REQUIRED TASK: Count how many lines of the material contain the string "Συμβούλιο", then give that number and nothing more.

[Dataset items]
================

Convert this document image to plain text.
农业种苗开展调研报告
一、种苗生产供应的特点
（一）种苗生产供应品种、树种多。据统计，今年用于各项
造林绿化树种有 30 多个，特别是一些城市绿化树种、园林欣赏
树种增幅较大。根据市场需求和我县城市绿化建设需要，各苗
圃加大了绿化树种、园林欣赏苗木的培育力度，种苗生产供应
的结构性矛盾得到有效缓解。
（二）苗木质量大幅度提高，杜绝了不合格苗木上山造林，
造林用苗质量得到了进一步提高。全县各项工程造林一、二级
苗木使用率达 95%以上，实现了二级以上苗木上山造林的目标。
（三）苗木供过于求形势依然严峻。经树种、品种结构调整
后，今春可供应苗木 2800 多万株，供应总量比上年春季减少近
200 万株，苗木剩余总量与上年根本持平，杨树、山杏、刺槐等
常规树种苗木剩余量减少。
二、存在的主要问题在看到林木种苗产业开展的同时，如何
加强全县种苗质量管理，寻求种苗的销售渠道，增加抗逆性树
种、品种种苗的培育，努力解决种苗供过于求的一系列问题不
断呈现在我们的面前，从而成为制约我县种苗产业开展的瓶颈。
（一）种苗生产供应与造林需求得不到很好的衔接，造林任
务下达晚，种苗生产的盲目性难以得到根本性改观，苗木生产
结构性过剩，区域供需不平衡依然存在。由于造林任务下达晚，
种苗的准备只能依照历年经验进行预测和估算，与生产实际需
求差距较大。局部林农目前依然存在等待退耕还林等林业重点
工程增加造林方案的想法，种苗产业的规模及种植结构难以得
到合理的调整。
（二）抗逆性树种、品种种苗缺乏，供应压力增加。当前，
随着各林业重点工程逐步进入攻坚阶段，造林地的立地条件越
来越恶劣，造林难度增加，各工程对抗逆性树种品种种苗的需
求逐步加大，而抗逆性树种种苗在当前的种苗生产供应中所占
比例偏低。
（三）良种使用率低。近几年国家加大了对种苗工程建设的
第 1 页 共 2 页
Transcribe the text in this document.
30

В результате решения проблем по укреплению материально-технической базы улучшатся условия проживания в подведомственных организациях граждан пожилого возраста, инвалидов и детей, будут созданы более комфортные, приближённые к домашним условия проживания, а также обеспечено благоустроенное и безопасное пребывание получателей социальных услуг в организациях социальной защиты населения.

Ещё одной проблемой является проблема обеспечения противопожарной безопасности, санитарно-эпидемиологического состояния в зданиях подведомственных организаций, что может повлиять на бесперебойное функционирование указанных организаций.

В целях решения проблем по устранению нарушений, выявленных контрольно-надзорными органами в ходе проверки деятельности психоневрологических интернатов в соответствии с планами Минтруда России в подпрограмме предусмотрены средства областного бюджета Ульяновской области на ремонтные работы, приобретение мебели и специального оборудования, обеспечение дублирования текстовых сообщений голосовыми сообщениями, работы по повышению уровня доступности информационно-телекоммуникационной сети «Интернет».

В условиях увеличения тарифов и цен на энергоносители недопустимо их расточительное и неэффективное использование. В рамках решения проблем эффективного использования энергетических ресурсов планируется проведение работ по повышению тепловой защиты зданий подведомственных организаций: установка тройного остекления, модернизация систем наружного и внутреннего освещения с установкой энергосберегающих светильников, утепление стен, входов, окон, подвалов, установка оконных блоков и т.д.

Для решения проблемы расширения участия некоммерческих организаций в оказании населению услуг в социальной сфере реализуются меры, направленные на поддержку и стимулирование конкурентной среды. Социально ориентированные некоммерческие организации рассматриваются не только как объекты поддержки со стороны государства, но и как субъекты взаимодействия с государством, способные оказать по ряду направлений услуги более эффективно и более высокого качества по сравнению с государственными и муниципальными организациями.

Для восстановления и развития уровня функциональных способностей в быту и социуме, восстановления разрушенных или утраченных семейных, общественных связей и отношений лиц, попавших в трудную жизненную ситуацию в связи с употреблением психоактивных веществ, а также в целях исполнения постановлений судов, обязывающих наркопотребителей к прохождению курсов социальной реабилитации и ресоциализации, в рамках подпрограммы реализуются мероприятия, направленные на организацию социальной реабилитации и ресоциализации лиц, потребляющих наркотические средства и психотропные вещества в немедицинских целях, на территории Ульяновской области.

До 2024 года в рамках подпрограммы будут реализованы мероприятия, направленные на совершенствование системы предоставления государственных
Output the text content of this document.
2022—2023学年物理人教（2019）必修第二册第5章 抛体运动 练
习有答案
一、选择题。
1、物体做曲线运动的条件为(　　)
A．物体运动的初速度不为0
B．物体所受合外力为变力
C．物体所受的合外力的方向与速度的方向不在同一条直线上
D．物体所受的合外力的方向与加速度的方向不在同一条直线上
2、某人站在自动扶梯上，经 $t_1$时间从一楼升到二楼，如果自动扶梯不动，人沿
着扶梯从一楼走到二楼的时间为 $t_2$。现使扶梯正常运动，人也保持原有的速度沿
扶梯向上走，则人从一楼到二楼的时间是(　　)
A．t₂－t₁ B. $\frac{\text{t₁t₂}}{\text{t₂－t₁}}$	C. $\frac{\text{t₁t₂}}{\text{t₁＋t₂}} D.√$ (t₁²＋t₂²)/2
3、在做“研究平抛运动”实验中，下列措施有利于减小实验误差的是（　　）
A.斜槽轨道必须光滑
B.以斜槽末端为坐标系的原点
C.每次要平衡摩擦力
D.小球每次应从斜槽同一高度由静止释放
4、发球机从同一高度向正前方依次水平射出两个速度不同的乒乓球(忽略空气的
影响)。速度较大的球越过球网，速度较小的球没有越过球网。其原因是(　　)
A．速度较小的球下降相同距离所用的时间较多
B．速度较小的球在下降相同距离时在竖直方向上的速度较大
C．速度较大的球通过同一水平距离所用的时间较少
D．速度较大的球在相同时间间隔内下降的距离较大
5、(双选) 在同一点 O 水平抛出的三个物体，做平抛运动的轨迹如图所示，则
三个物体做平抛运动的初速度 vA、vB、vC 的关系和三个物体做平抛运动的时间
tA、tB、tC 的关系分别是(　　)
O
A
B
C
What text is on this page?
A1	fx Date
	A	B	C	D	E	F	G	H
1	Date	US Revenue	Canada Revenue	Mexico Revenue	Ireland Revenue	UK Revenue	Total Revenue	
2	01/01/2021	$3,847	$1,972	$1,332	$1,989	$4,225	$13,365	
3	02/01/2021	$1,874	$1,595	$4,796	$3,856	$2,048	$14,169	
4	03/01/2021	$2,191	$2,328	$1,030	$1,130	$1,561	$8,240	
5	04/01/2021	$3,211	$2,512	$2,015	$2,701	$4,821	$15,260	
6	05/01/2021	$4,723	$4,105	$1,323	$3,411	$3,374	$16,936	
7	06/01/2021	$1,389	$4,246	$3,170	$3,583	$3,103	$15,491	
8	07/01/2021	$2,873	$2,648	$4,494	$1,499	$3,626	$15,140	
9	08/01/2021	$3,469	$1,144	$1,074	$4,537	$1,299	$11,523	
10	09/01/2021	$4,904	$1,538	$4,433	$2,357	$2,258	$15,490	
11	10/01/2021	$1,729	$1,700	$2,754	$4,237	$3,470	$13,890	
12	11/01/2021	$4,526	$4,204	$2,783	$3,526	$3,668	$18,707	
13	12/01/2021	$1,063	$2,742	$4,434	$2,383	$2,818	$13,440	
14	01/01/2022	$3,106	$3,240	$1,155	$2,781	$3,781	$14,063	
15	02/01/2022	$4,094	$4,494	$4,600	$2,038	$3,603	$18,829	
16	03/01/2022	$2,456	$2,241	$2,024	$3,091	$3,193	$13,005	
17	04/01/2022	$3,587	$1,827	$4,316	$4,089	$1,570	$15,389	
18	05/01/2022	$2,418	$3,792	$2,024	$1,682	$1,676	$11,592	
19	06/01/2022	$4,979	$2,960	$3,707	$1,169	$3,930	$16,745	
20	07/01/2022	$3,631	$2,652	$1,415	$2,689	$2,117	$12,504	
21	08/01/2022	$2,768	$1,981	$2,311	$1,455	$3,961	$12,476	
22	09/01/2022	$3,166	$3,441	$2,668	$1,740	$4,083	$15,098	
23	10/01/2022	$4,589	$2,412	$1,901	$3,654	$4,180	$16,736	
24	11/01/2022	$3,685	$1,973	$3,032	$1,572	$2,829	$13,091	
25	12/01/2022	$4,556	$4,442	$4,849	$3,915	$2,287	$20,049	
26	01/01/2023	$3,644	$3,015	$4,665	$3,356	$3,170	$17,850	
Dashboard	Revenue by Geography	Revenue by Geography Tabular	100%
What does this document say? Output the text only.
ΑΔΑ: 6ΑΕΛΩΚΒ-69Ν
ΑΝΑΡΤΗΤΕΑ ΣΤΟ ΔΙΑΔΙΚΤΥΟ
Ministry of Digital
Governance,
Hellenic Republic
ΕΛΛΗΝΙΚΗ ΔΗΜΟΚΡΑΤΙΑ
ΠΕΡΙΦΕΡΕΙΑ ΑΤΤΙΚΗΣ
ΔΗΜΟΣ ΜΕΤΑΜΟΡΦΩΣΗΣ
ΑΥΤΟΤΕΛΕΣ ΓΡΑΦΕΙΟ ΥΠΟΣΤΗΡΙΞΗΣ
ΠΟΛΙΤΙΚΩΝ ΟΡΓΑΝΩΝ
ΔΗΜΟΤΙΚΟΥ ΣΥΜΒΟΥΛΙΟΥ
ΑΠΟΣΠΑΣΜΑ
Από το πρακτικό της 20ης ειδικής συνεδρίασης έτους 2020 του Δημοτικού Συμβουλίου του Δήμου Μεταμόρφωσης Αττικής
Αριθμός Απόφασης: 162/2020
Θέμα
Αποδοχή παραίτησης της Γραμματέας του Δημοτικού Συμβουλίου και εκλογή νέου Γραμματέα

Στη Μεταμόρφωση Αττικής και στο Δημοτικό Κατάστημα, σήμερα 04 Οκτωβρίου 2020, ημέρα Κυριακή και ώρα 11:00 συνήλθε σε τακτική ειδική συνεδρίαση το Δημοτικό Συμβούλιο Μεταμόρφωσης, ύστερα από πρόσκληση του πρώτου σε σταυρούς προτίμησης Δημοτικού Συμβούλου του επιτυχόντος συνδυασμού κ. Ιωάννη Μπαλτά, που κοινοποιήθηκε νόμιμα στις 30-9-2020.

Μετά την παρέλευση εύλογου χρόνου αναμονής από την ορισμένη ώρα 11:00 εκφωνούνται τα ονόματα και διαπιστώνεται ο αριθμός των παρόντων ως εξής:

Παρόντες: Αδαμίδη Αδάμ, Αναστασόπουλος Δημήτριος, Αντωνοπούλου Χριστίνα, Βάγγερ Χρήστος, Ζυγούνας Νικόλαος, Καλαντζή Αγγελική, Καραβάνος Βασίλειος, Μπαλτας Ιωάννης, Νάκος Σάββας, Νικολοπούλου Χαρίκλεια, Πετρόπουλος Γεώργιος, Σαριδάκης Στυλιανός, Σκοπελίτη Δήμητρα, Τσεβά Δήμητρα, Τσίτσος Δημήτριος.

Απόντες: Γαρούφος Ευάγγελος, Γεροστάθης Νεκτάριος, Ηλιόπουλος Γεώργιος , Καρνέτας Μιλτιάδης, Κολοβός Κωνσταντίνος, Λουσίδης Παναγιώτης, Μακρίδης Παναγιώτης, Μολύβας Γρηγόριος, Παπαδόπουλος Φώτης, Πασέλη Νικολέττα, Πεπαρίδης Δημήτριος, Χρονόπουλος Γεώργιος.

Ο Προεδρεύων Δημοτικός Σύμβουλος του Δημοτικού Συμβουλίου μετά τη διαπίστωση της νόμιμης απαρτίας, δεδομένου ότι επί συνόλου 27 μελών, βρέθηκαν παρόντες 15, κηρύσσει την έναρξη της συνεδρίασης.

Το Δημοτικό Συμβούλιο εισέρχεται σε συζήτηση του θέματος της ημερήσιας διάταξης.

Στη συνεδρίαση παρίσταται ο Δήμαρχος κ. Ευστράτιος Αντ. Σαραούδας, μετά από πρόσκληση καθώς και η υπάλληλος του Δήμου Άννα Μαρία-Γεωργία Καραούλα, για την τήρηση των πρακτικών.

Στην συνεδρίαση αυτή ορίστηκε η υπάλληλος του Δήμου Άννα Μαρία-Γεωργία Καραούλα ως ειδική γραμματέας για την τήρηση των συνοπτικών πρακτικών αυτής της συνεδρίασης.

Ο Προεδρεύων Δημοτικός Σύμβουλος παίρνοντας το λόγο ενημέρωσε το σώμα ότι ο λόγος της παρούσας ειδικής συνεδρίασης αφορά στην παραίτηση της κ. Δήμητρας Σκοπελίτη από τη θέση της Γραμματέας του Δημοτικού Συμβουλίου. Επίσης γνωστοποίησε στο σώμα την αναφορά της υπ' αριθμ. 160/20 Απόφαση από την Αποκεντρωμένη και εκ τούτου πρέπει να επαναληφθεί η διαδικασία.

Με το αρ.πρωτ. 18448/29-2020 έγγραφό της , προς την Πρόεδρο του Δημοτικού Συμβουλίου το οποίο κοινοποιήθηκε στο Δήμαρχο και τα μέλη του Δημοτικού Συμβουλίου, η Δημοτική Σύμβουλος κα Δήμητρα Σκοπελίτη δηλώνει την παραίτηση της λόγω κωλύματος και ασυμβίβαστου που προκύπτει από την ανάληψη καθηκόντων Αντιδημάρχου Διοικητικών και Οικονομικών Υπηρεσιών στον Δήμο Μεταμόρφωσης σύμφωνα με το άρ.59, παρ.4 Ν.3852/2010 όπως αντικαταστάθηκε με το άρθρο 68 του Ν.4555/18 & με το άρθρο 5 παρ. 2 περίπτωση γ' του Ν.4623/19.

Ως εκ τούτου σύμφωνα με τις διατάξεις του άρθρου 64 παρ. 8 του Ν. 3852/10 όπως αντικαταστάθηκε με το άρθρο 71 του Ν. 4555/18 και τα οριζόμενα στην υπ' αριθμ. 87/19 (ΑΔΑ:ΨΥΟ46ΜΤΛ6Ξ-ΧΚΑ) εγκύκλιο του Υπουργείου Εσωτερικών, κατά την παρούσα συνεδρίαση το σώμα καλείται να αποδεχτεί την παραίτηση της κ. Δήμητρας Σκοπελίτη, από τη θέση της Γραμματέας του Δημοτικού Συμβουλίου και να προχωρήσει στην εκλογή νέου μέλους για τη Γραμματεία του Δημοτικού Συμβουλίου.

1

================

WRITTEN ANSWER: 2